**What to work on:** Transcribe each line of the material below word for word, leaving out any picture.

((

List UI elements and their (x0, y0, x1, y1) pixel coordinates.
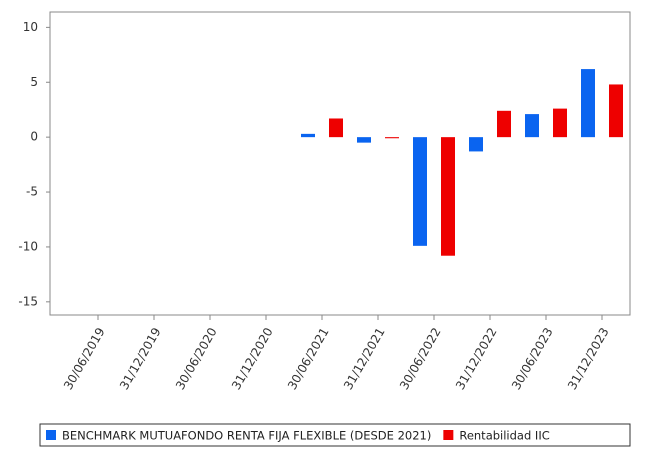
x-tick-label: 31/12/2021 (341, 325, 388, 392)
bar (553, 108, 567, 138)
y-tick-label: 0 (30, 130, 38, 144)
x-tick-label: 31/12/2019 (117, 325, 164, 392)
x-tick-label: 30/06/2020 (173, 325, 220, 392)
legend-swatch (443, 430, 454, 440)
x-tick-label: 31/12/2022 (453, 325, 500, 392)
bar (385, 137, 399, 139)
x-tick-label: 30/06/2019 (61, 325, 108, 392)
legend-swatch (46, 430, 56, 440)
bar (609, 84, 623, 138)
y-tick-label: 10 (23, 20, 38, 34)
x-tick-label: 30/06/2022 (397, 325, 444, 392)
x-tick-label: 31/12/2020 (229, 325, 276, 392)
plot-frame (49, 11, 631, 316)
bar (441, 137, 455, 256)
bar (525, 114, 539, 138)
y-tick-label: -10 (18, 239, 38, 253)
bar (581, 69, 595, 138)
y-tick-label: -15 (18, 294, 38, 308)
bar (413, 137, 427, 246)
bar (329, 118, 343, 138)
bar (497, 110, 511, 138)
legend-text: Rentabilidad IIC (459, 429, 549, 443)
y-tick-label: -5 (26, 185, 38, 199)
bar (469, 137, 483, 152)
legend-text: BENCHMARK MUTUAFONDO RENTA FIJA FLEXIBLE… (62, 429, 431, 443)
bar (357, 137, 371, 143)
y-tick-label: 5 (30, 75, 38, 89)
x-tick-label: 31/12/2023 (565, 325, 612, 392)
bar (301, 133, 315, 138)
legend-box (39, 423, 631, 447)
x-tick-label: 30/06/2021 (285, 325, 332, 392)
x-tick-label: 30/06/2023 (509, 325, 556, 392)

))

**Solution for this exercise:**
List UI elements and their (x0, y0, x1, y1) pixel coordinates.
x-tick-label: 31/12/2021 (341, 325, 388, 392)
bar (553, 108, 567, 138)
y-tick-label: 0 (30, 130, 38, 144)
x-tick-label: 31/12/2019 (117, 325, 164, 392)
x-tick-label: 30/06/2020 (173, 325, 220, 392)
legend-swatch (443, 430, 454, 440)
x-tick-label: 31/12/2022 (453, 325, 500, 392)
bar (385, 137, 399, 139)
x-tick-label: 30/06/2019 (61, 325, 108, 392)
legend-swatch (46, 430, 56, 440)
bar (609, 84, 623, 138)
y-tick-label: 10 (23, 20, 38, 34)
x-tick-label: 30/06/2022 (397, 325, 444, 392)
x-tick-label: 31/12/2020 (229, 325, 276, 392)
plot-frame (49, 11, 631, 316)
bar (441, 137, 455, 256)
bar (525, 114, 539, 138)
y-tick-label: -10 (18, 239, 38, 253)
bar (581, 69, 595, 138)
y-tick-label: -15 (18, 294, 38, 308)
bar (413, 137, 427, 246)
bar (329, 118, 343, 138)
bar (497, 110, 511, 138)
legend-text: Rentabilidad IIC (459, 429, 549, 443)
y-tick-label: -5 (26, 185, 38, 199)
bar (469, 137, 483, 152)
legend-text: BENCHMARK MUTUAFONDO RENTA FIJA FLEXIBLE… (62, 429, 431, 443)
bar (357, 137, 371, 143)
y-tick-label: 5 (30, 75, 38, 89)
x-tick-label: 31/12/2023 (565, 325, 612, 392)
bar (301, 133, 315, 138)
legend-box (39, 423, 631, 447)
x-tick-label: 30/06/2021 (285, 325, 332, 392)
x-tick-label: 30/06/2023 (509, 325, 556, 392)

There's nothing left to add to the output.